-- Begin --

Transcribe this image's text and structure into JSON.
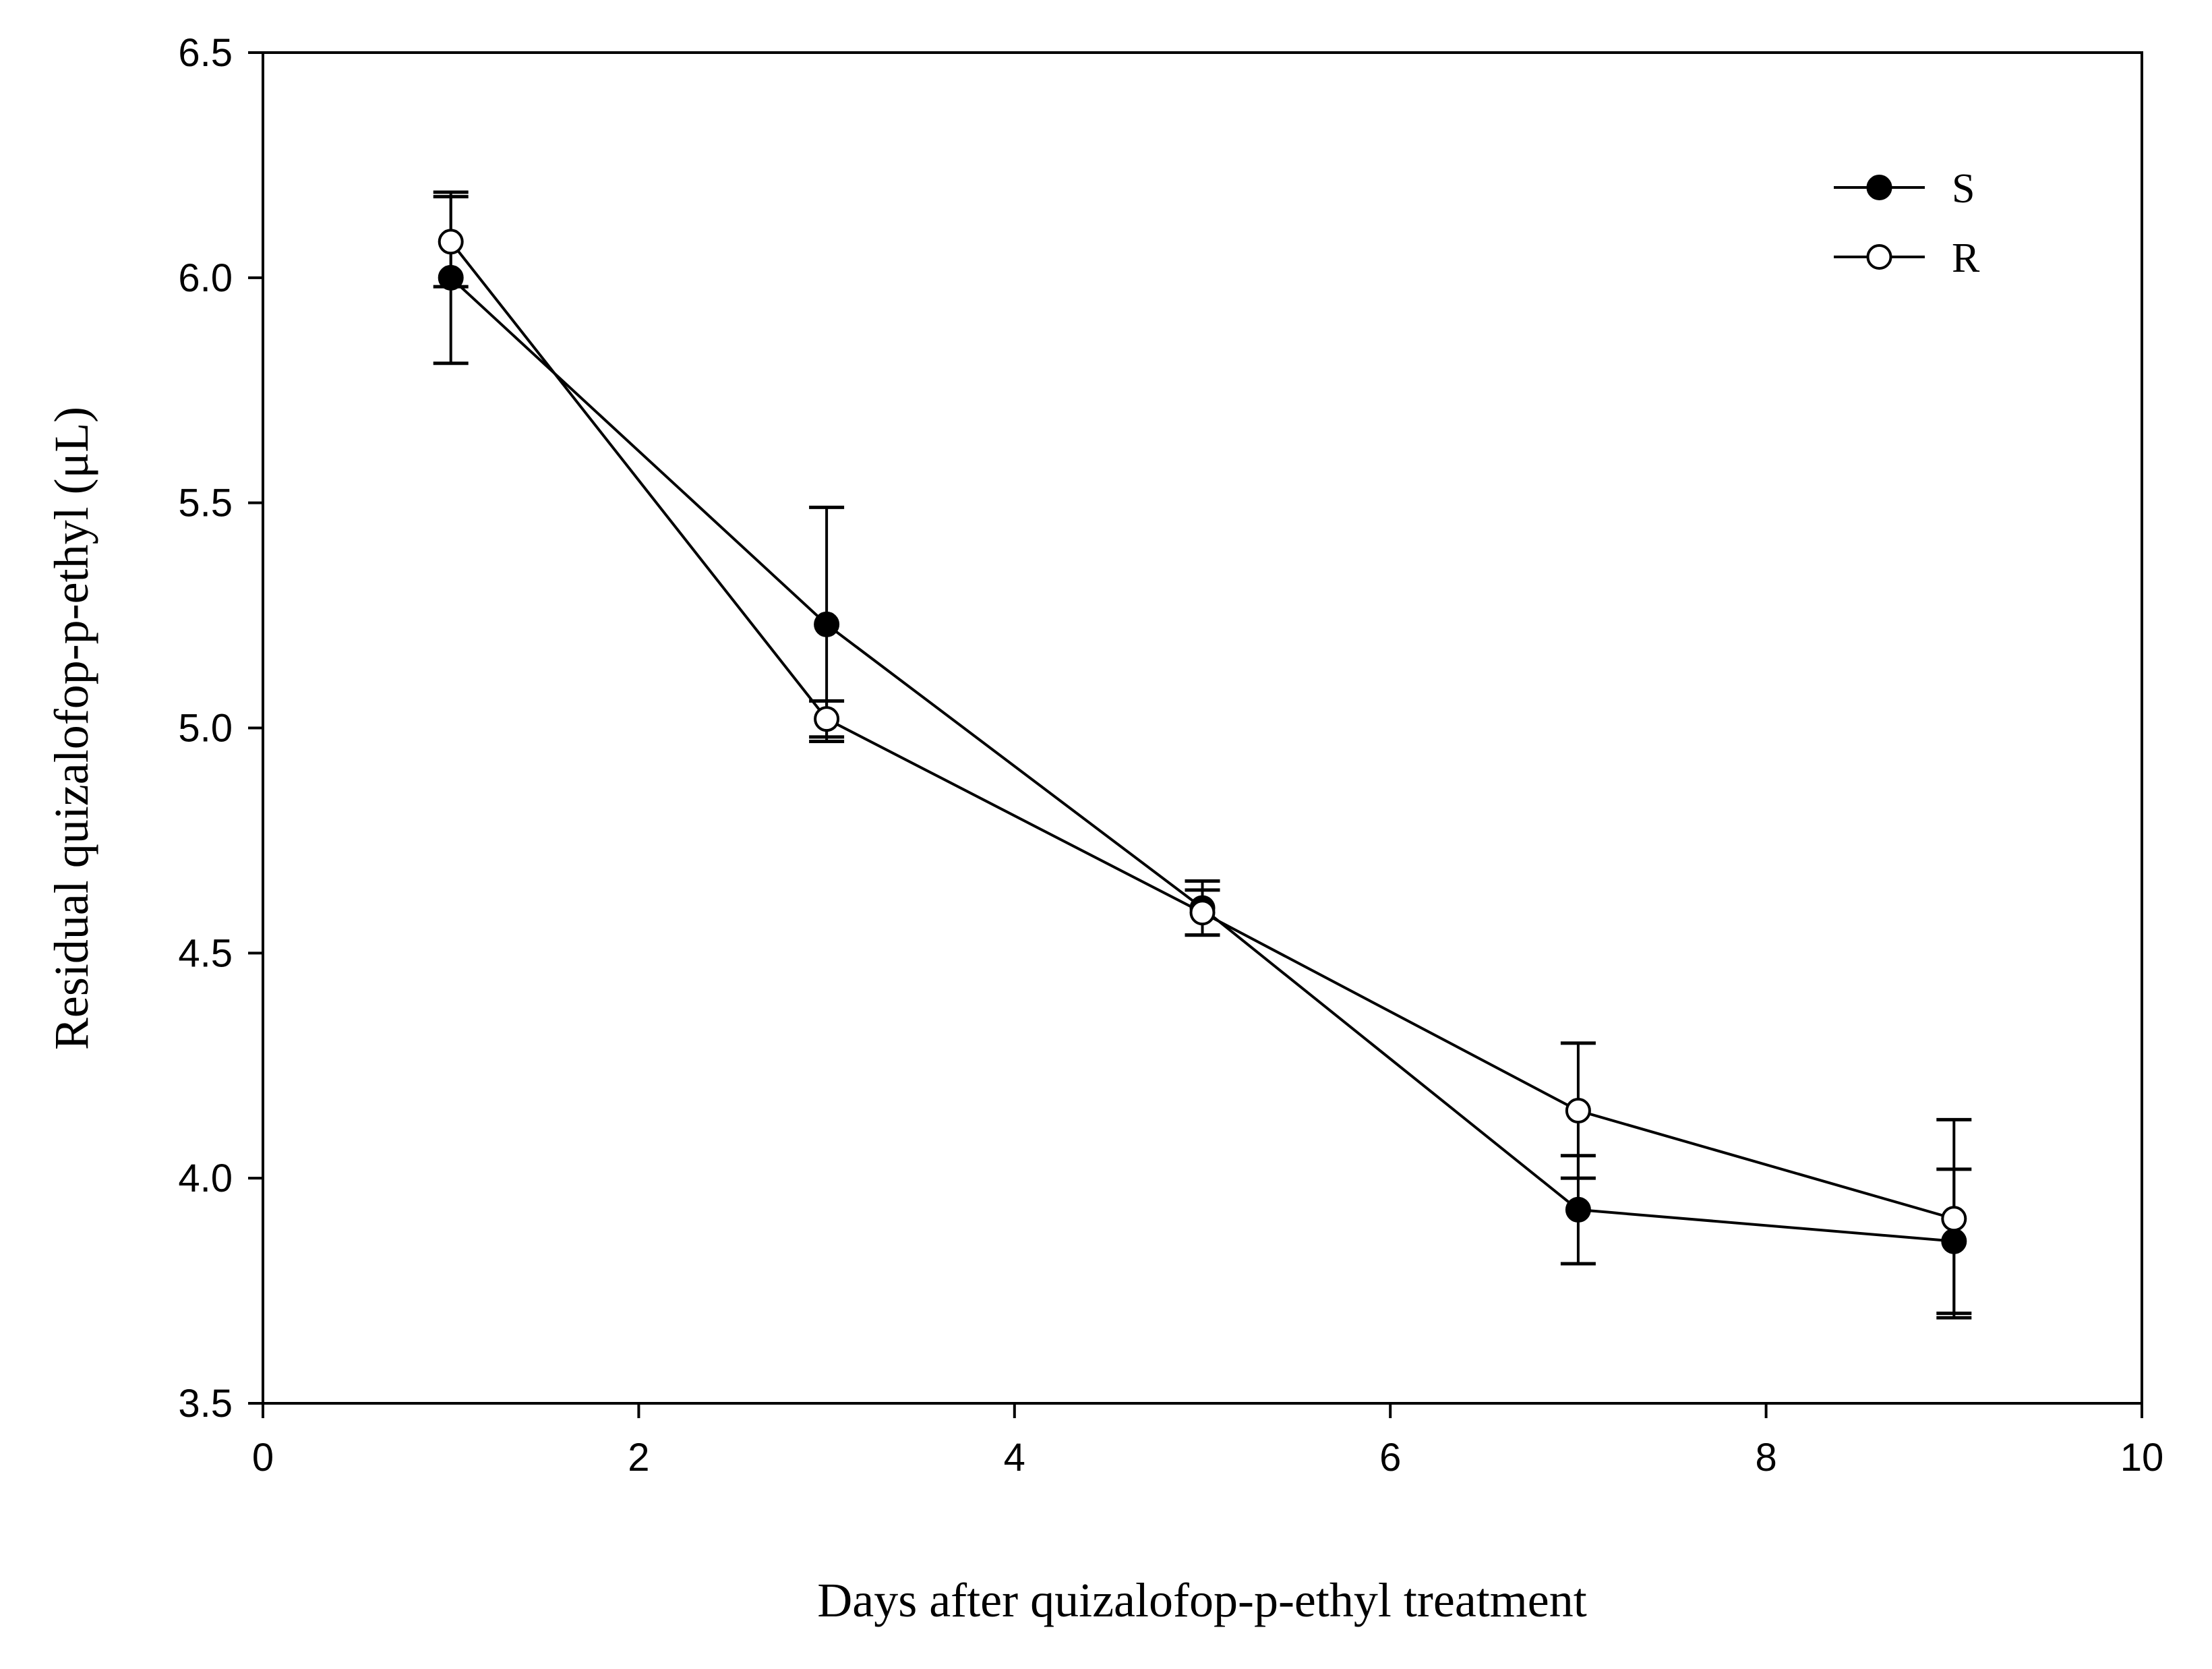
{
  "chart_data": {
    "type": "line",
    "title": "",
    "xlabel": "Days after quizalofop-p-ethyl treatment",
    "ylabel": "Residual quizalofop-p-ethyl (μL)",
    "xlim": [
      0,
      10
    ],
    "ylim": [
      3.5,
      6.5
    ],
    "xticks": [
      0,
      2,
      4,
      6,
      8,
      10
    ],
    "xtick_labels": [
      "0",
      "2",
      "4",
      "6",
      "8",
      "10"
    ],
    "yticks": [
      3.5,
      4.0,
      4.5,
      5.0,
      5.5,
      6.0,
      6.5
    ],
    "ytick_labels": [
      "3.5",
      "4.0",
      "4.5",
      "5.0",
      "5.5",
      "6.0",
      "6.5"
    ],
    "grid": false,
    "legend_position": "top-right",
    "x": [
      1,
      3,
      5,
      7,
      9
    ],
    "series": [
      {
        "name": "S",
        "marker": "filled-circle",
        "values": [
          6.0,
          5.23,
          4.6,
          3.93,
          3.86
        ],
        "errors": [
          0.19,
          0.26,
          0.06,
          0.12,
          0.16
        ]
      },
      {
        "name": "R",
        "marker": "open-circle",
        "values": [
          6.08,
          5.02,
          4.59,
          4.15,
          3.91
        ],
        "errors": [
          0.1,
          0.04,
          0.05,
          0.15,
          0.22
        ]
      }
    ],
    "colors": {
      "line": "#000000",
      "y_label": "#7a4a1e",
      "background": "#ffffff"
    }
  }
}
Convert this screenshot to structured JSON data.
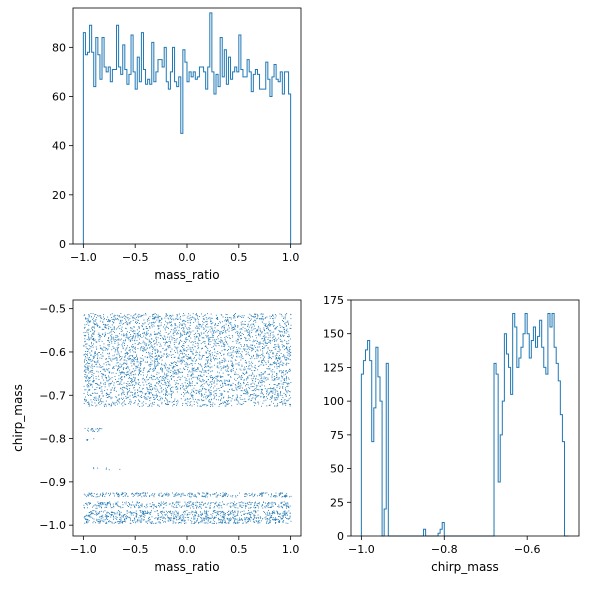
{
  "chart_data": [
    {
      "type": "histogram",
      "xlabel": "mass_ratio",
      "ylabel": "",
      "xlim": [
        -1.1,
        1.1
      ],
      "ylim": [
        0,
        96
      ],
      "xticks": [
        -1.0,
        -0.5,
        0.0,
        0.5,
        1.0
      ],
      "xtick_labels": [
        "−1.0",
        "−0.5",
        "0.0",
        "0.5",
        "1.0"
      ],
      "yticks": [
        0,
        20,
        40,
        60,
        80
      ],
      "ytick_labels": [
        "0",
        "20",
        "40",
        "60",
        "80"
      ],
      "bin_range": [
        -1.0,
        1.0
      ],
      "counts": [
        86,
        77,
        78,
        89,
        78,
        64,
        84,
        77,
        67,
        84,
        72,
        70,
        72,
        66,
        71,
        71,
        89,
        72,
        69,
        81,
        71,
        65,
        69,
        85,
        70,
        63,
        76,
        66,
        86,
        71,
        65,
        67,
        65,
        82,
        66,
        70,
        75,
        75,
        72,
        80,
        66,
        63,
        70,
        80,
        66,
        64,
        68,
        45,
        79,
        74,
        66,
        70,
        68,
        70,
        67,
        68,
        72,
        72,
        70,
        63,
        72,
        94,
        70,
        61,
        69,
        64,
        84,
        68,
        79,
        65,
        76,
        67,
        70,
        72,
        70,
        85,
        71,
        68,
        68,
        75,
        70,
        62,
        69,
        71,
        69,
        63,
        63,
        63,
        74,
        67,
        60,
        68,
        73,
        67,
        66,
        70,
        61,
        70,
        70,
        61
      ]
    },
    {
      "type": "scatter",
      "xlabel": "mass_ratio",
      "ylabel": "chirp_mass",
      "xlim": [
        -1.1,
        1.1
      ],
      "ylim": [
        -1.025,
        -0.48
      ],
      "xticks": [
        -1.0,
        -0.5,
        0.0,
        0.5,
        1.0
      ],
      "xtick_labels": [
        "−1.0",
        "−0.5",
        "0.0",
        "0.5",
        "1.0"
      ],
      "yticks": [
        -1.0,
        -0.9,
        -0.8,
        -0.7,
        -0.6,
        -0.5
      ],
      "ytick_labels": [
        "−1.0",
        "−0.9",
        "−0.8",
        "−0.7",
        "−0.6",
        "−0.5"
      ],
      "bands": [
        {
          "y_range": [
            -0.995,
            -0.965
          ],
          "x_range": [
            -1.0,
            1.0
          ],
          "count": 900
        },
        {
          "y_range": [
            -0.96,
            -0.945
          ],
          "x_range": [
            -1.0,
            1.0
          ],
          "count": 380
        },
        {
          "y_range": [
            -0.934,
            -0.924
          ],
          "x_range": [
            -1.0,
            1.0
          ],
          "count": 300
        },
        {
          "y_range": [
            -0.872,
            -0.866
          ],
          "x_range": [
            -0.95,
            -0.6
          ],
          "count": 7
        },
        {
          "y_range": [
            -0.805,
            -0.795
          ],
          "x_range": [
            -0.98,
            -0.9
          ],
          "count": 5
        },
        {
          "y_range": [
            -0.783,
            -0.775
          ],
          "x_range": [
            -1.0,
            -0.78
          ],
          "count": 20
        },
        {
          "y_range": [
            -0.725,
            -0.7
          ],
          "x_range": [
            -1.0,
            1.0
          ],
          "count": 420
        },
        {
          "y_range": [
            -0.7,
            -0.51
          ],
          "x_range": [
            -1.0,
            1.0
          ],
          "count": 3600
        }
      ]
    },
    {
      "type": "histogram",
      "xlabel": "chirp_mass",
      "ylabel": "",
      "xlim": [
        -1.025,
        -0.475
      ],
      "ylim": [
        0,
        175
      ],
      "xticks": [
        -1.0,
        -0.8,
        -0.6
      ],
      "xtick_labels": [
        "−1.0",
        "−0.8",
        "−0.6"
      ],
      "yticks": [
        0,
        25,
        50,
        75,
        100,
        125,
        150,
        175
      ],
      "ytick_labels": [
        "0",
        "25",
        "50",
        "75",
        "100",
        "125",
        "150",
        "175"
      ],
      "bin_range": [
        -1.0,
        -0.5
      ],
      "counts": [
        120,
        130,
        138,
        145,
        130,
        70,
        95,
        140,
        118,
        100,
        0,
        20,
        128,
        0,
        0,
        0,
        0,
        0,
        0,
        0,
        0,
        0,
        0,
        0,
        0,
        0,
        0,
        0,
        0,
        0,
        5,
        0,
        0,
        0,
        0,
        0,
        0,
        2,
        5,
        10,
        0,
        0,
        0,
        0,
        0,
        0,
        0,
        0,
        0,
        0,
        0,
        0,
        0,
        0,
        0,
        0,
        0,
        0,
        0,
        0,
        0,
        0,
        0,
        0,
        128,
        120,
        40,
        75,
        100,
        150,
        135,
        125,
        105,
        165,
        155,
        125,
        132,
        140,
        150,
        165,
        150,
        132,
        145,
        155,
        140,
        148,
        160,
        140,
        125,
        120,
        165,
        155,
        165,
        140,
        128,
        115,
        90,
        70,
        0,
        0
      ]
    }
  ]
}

-- End --

AIM OF THE EXERCISE ▸ Return the listing above in full and without alteration, excluding its pictures.

COMPLETE ANSWER ▸
Transcribe this image's text and structure into JSON.
{
  "chart_data": {
    "type": "line",
    "title": "",
    "xlabel": "Days after quizalofop-p-ethyl treatment",
    "ylabel": "Residual quizalofop-p-ethyl (μL)",
    "xlim": [
      0,
      10
    ],
    "ylim": [
      3.5,
      6.5
    ],
    "xticks": [
      0,
      2,
      4,
      6,
      8,
      10
    ],
    "xtick_labels": [
      "0",
      "2",
      "4",
      "6",
      "8",
      "10"
    ],
    "yticks": [
      3.5,
      4.0,
      4.5,
      5.0,
      5.5,
      6.0,
      6.5
    ],
    "ytick_labels": [
      "3.5",
      "4.0",
      "4.5",
      "5.0",
      "5.5",
      "6.0",
      "6.5"
    ],
    "grid": false,
    "legend_position": "top-right",
    "x": [
      1,
      3,
      5,
      7,
      9
    ],
    "series": [
      {
        "name": "S",
        "marker": "filled-circle",
        "values": [
          6.0,
          5.23,
          4.6,
          3.93,
          3.86
        ],
        "errors": [
          0.19,
          0.26,
          0.06,
          0.12,
          0.16
        ]
      },
      {
        "name": "R",
        "marker": "open-circle",
        "values": [
          6.08,
          5.02,
          4.59,
          4.15,
          3.91
        ],
        "errors": [
          0.1,
          0.04,
          0.05,
          0.15,
          0.22
        ]
      }
    ],
    "colors": {
      "line": "#000000",
      "y_label": "#7a4a1e",
      "background": "#ffffff"
    }
  }
}
Convert this screenshot to structured JSON data.
{
  "chart_data": [
    {
      "type": "histogram",
      "xlabel": "mass_ratio",
      "ylabel": "",
      "xlim": [
        -1.1,
        1.1
      ],
      "ylim": [
        0,
        96
      ],
      "xticks": [
        -1.0,
        -0.5,
        0.0,
        0.5,
        1.0
      ],
      "xtick_labels": [
        "−1.0",
        "−0.5",
        "0.0",
        "0.5",
        "1.0"
      ],
      "yticks": [
        0,
        20,
        40,
        60,
        80
      ],
      "ytick_labels": [
        "0",
        "20",
        "40",
        "60",
        "80"
      ],
      "bin_range": [
        -1.0,
        1.0
      ],
      "counts": [
        86,
        77,
        78,
        89,
        78,
        64,
        84,
        77,
        67,
        84,
        72,
        70,
        72,
        66,
        71,
        71,
        89,
        72,
        69,
        81,
        71,
        65,
        69,
        85,
        70,
        63,
        76,
        66,
        86,
        71,
        65,
        67,
        65,
        82,
        66,
        70,
        75,
        75,
        72,
        80,
        66,
        63,
        70,
        80,
        66,
        64,
        68,
        45,
        79,
        74,
        66,
        70,
        68,
        70,
        67,
        68,
        72,
        72,
        70,
        63,
        72,
        94,
        70,
        61,
        69,
        64,
        84,
        68,
        79,
        65,
        76,
        67,
        70,
        72,
        70,
        85,
        71,
        68,
        68,
        75,
        70,
        62,
        69,
        71,
        69,
        63,
        63,
        63,
        74,
        67,
        60,
        68,
        73,
        67,
        66,
        70,
        61,
        70,
        70,
        61
      ]
    },
    {
      "type": "scatter",
      "xlabel": "mass_ratio",
      "ylabel": "chirp_mass",
      "xlim": [
        -1.1,
        1.1
      ],
      "ylim": [
        -1.025,
        -0.48
      ],
      "xticks": [
        -1.0,
        -0.5,
        0.0,
        0.5,
        1.0
      ],
      "xtick_labels": [
        "−1.0",
        "−0.5",
        "0.0",
        "0.5",
        "1.0"
      ],
      "yticks": [
        -1.0,
        -0.9,
        -0.8,
        -0.7,
        -0.6,
        -0.5
      ],
      "ytick_labels": [
        "−1.0",
        "−0.9",
        "−0.8",
        "−0.7",
        "−0.6",
        "−0.5"
      ],
      "bands": [
        {
          "y_range": [
            -0.995,
            -0.965
          ],
          "x_range": [
            -1.0,
            1.0
          ],
          "count": 900
        },
        {
          "y_range": [
            -0.96,
            -0.945
          ],
          "x_range": [
            -1.0,
            1.0
          ],
          "count": 380
        },
        {
          "y_range": [
            -0.934,
            -0.924
          ],
          "x_range": [
            -1.0,
            1.0
          ],
          "count": 300
        },
        {
          "y_range": [
            -0.872,
            -0.866
          ],
          "x_range": [
            -0.95,
            -0.6
          ],
          "count": 7
        },
        {
          "y_range": [
            -0.805,
            -0.795
          ],
          "x_range": [
            -0.98,
            -0.9
          ],
          "count": 5
        },
        {
          "y_range": [
            -0.783,
            -0.775
          ],
          "x_range": [
            -1.0,
            -0.78
          ],
          "count": 20
        },
        {
          "y_range": [
            -0.725,
            -0.7
          ],
          "x_range": [
            -1.0,
            1.0
          ],
          "count": 420
        },
        {
          "y_range": [
            -0.7,
            -0.51
          ],
          "x_range": [
            -1.0,
            1.0
          ],
          "count": 3600
        }
      ]
    },
    {
      "type": "histogram",
      "xlabel": "chirp_mass",
      "ylabel": "",
      "xlim": [
        -1.025,
        -0.475
      ],
      "ylim": [
        0,
        175
      ],
      "xticks": [
        -1.0,
        -0.8,
        -0.6
      ],
      "xtick_labels": [
        "−1.0",
        "−0.8",
        "−0.6"
      ],
      "yticks": [
        0,
        25,
        50,
        75,
        100,
        125,
        150,
        175
      ],
      "ytick_labels": [
        "0",
        "25",
        "50",
        "75",
        "100",
        "125",
        "150",
        "175"
      ],
      "bin_range": [
        -1.0,
        -0.5
      ],
      "counts": [
        120,
        130,
        138,
        145,
        130,
        70,
        95,
        140,
        118,
        100,
        0,
        20,
        128,
        0,
        0,
        0,
        0,
        0,
        0,
        0,
        0,
        0,
        0,
        0,
        0,
        0,
        0,
        0,
        0,
        0,
        5,
        0,
        0,
        0,
        0,
        0,
        0,
        2,
        5,
        10,
        0,
        0,
        0,
        0,
        0,
        0,
        0,
        0,
        0,
        0,
        0,
        0,
        0,
        0,
        0,
        0,
        0,
        0,
        0,
        0,
        0,
        0,
        0,
        0,
        128,
        120,
        40,
        75,
        100,
        150,
        135,
        125,
        105,
        165,
        155,
        125,
        132,
        140,
        150,
        165,
        150,
        132,
        145,
        155,
        140,
        148,
        160,
        140,
        125,
        120,
        165,
        155,
        165,
        140,
        128,
        115,
        90,
        70,
        0,
        0
      ]
    }
  ]
}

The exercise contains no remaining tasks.